● Given problem
Each entry below must be repeated word for word.
****************
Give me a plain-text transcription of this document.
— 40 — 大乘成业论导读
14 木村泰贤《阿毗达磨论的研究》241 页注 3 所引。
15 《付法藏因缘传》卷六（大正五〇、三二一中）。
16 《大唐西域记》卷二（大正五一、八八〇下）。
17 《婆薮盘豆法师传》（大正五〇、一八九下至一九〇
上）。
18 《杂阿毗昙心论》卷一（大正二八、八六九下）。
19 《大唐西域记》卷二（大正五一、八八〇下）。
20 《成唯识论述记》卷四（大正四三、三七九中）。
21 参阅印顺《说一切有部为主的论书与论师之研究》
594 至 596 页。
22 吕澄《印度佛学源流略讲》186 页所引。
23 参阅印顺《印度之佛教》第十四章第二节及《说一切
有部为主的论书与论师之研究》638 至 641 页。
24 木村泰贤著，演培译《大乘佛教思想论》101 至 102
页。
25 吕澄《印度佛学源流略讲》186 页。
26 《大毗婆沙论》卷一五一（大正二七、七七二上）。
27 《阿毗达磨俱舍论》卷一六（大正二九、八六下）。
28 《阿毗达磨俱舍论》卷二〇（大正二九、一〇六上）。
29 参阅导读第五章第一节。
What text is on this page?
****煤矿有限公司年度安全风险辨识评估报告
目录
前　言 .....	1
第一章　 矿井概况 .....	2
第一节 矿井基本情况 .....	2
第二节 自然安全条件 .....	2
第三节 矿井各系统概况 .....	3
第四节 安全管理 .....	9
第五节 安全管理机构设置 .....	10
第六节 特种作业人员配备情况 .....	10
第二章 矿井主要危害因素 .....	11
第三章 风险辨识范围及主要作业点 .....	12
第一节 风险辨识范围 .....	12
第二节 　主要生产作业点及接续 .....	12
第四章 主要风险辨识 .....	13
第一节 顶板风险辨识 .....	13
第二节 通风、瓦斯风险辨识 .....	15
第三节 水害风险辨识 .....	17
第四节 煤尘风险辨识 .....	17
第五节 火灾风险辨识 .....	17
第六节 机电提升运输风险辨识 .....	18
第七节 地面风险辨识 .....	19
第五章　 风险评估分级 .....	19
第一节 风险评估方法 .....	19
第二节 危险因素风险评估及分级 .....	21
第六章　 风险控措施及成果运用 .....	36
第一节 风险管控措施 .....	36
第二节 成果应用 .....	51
****************
● Expected answer
Give me a plain-text transcription of this document.
— 40 — 大乘成业论导读
14 木村泰贤《阿毗达磨论的研究》241 页注 3 所引。
15 《付法藏因缘传》卷六（大正五〇、三二一中）。
16 《大唐西域记》卷二（大正五一、八八〇下）。
17 《婆薮盘豆法师传》（大正五〇、一八九下至一九〇
上）。
18 《杂阿毗昙心论》卷一（大正二八、八六九下）。
19 《大唐西域记》卷二（大正五一、八八〇下）。
20 《成唯识论述记》卷四（大正四三、三七九中）。
21 参阅印顺《说一切有部为主的论书与论师之研究》
594 至 596 页。
22 吕澄《印度佛学源流略讲》186 页所引。
23 参阅印顺《印度之佛教》第十四章第二节及《说一切
有部为主的论书与论师之研究》638 至 641 页。
24 木村泰贤著，演培译《大乘佛教思想论》101 至 102
页。
25 吕澄《印度佛学源流略讲》186 页。
26 《大毗婆沙论》卷一五一（大正二七、七七二上）。
27 《阿毗达磨俱舍论》卷一六（大正二九、八六下）。
28 《阿毗达磨俱舍论》卷二〇（大正二九、一〇六上）。
29 参阅导读第五章第一节。
What text is on this page?
****煤矿有限公司年度安全风险辨识评估报告
目录
前　言 .....	1
第一章　 矿井概况 .....	2
第一节 矿井基本情况 .....	2
第二节 自然安全条件 .....	2
第三节 矿井各系统概况 .....	3
第四节 安全管理 .....	9
第五节 安全管理机构设置 .....	10
第六节 特种作业人员配备情况 .....	10
第二章 矿井主要危害因素 .....	11
第三章 风险辨识范围及主要作业点 .....	12
第一节 风险辨识范围 .....	12
第二节 　主要生产作业点及接续 .....	12
第四章 主要风险辨识 .....	13
第一节 顶板风险辨识 .....	13
第二节 通风、瓦斯风险辨识 .....	15
第三节 水害风险辨识 .....	17
第四节 煤尘风险辨识 .....	17
第五节 火灾风险辨识 .....	17
第六节 机电提升运输风险辨识 .....	18
第七节 地面风险辨识 .....	19
第五章　 风险评估分级 .....	19
第一节 风险评估方法 .....	19
第二节 危险因素风险评估及分级 .....	21
第六章　 风险控措施及成果运用 .....	36
第一节 风险管控措施 .....	36
第二节 成果应用 .....	51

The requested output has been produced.